Socialista Morena
Cultura

O que diria Florestan das alianças do PT?

O biógrafo do sociólogo responde à provocação feita pelo Socialista Morena

Florestan Fernandes em 1988. Foto: acervo pessoal
Haroldo Ceravolo
13 de novembro de 2012, 14h13

Na semana passada, transcrevi uma antiga entrevista que fiz com Florestan Fernandes e deixei no ar uma pergunta: “O que diria Florestan se soubesse das alianças do seu PT, que não pôde ver chegar ao poder?” Pois meu amigo Haroldo Ceravolo Sereza, autor da biografia de Florestan, tenta especular aqui.

Por Haroldo Ceravolo Sereza

Uns meses atrás, Cynara me pediu um artigo sobre Florestan para seu blog. Prometi que escreveria, mas acabei não cumprindo. Agora, acabo de ver que ela se cansou de esperar por mim e postou uma entrevista que ela mesma fez com Florestan no seu último ano de vida. Junto com a entrevista, ela fez uma pergunta que não poderá jamais ser respondida: “O que diria Florestan se soubesse das alianças do seu PT, que não pôde ver chegar ao poder?”

## Exercício rápido 1:
Responda com base no texto sobre Florestan:
(a) De que ano é a foto de Florestan Fernandes?
(b) Quem é o autor da biografia de Florestan?
(c) Em que período da vida de Florestan foi feita a entrevista que Cynara postou?
## Exercício rápido 2:
Repita o trecho do texto sobre Florestan que começa em "Florestan Fernandes em" e vai até "tenta especular aqui.".

## Dados fornecidos:
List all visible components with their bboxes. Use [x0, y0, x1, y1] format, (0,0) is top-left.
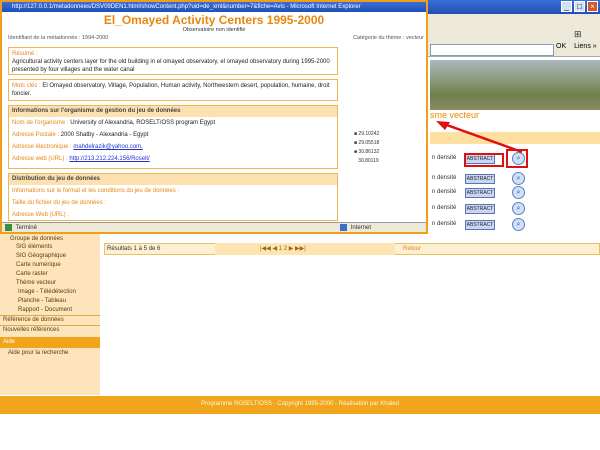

## Resposta certa 1:
(a) 1988.
(b) Haroldo Ceravolo Sereza.
(c) No último ano de vida dele.

## Resposta certa 2:
Florestan Fernandes em 1988. Foto: acervo pessoal
Haroldo Ceravolo
13 de novembro de 2012, 14h13

Na semana passada, transcrevi uma antiga entrevista que fiz com Florestan Fernandes e deixei no ar uma pergunta: “O que diria Florestan se soubesse das alianças do seu PT, que não pôde ver chegar ao poder?” Pois meu amigo Haroldo Ceravolo Sereza, autor da biografia de Florestan, tenta especular aqui.